## GIVEN RECORDS
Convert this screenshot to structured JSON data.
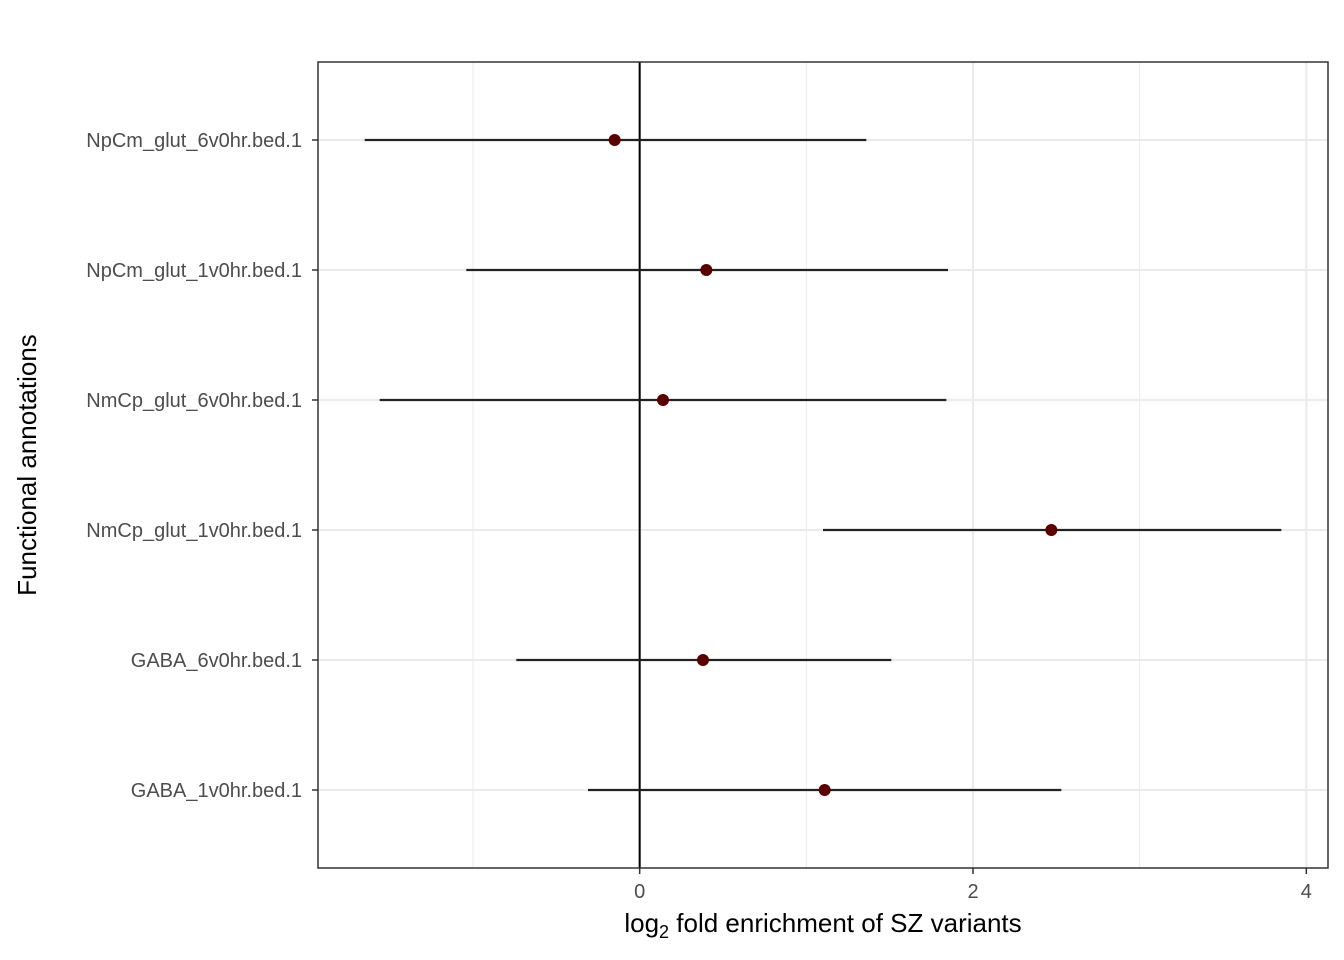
{
  "chart_data": {
    "type": "forest",
    "xlabel_prefix": "log",
    "xlabel_subscript": "2",
    "xlabel_suffix": " fold enrichment of SZ variants",
    "ylabel": "Functional annotations",
    "xlim": [
      -1.93,
      4.13
    ],
    "x_ticks": [
      0,
      2,
      4
    ],
    "x_tick_labels": [
      "0",
      "2",
      "4"
    ],
    "reference_line_x": 0,
    "grid": true,
    "point_color": "#5a0000",
    "categories": [
      "NpCm_glut_6v0hr.bed.1",
      "NpCm_glut_1v0hr.bed.1",
      "NmCp_glut_6v0hr.bed.1",
      "NmCp_glut_1v0hr.bed.1",
      "GABA_6v0hr.bed.1",
      "GABA_1v0hr.bed.1"
    ],
    "estimates": [
      -0.15,
      0.4,
      0.14,
      2.47,
      0.38,
      1.11
    ],
    "ci_low": [
      -1.65,
      -1.04,
      -1.56,
      1.1,
      -0.74,
      -0.31
    ],
    "ci_high": [
      1.36,
      1.85,
      1.84,
      3.85,
      1.51,
      2.53
    ]
  }
}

## GOAL
Go through the entries above and print each one exactly, minus the pictures.

## CORRECT RESULT
Convert this screenshot to structured JSON data.
{
  "chart_data": {
    "type": "forest",
    "xlabel_prefix": "log",
    "xlabel_subscript": "2",
    "xlabel_suffix": " fold enrichment of SZ variants",
    "ylabel": "Functional annotations",
    "xlim": [
      -1.93,
      4.13
    ],
    "x_ticks": [
      0,
      2,
      4
    ],
    "x_tick_labels": [
      "0",
      "2",
      "4"
    ],
    "reference_line_x": 0,
    "grid": true,
    "point_color": "#5a0000",
    "categories": [
      "NpCm_glut_6v0hr.bed.1",
      "NpCm_glut_1v0hr.bed.1",
      "NmCp_glut_6v0hr.bed.1",
      "NmCp_glut_1v0hr.bed.1",
      "GABA_6v0hr.bed.1",
      "GABA_1v0hr.bed.1"
    ],
    "estimates": [
      -0.15,
      0.4,
      0.14,
      2.47,
      0.38,
      1.11
    ],
    "ci_low": [
      -1.65,
      -1.04,
      -1.56,
      1.1,
      -0.74,
      -0.31
    ],
    "ci_high": [
      1.36,
      1.85,
      1.84,
      3.85,
      1.51,
      2.53
    ]
  }
}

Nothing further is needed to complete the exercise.